Stated goal:
Scan the material that follows. Copy every line containing the word "美不胜收".

-- start of Provided entries --

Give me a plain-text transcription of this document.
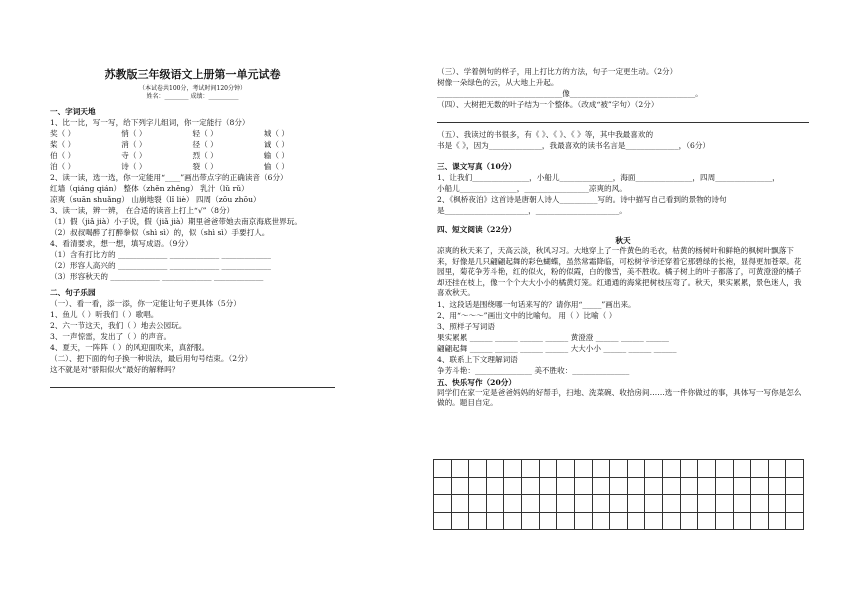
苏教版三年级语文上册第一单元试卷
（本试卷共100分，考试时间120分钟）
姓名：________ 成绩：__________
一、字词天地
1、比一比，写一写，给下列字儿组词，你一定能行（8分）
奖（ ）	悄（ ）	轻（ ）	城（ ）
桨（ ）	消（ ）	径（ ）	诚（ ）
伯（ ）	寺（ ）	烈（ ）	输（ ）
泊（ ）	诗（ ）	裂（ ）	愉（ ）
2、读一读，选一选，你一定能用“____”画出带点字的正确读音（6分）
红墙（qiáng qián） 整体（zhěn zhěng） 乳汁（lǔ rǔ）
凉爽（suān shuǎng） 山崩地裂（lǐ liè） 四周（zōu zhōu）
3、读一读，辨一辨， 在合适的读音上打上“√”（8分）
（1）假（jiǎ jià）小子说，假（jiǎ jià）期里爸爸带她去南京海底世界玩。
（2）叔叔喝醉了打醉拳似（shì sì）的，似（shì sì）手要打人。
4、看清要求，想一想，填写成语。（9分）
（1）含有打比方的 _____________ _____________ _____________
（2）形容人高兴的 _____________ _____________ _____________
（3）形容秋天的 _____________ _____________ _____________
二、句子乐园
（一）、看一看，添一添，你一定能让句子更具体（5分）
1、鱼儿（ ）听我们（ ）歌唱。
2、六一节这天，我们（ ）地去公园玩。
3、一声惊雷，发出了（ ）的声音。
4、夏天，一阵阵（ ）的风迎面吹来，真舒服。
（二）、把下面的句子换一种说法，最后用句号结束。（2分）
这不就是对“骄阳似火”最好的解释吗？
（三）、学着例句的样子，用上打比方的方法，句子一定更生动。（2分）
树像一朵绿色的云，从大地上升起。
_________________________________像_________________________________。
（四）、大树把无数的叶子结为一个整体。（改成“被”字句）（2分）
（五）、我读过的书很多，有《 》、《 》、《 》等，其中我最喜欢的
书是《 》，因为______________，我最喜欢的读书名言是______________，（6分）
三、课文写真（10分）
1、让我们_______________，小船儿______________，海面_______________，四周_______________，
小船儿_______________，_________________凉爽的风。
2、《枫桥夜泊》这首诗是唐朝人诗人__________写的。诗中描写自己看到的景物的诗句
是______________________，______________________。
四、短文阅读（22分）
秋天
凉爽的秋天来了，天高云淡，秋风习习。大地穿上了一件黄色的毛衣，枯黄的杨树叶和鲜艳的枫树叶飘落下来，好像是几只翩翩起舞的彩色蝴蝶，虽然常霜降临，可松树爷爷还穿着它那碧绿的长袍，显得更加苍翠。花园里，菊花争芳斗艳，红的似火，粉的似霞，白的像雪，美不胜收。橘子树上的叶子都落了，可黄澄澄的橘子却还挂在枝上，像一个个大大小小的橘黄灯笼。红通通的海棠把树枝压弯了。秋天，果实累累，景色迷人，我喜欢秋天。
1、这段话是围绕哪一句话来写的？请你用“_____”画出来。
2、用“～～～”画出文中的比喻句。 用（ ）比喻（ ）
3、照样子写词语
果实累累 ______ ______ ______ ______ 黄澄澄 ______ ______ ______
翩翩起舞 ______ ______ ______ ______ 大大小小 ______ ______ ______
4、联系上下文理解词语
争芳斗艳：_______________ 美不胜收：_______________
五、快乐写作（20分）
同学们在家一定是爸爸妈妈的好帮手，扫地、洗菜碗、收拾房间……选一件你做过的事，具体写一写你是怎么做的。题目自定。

-- end of Provided entries --

Solution to this task:
凉爽的秋天来了，天高云淡，秋风习习。大地穿上了一件黄色的毛衣，枯黄的杨树叶和鲜艳的枫树叶飘落下来，好像是几只翩翩起舞的彩色蝴蝶，虽然常霜降临，可松树爷爷还穿着它那碧绿的长袍，显得更加苍翠。花园里，菊花争芳斗艳，红的似火，粉的似霞，白的像雪，美不胜收。橘子树上的叶子都落了，可黄澄澄的橘子却还挂在枝上，像一个个大大小小的橘黄灯笼。红通通的海棠把树枝压弯了。秋天，果实累累，景色迷人，我喜欢秋天。
争芳斗艳：_______________ 美不胜收：_______________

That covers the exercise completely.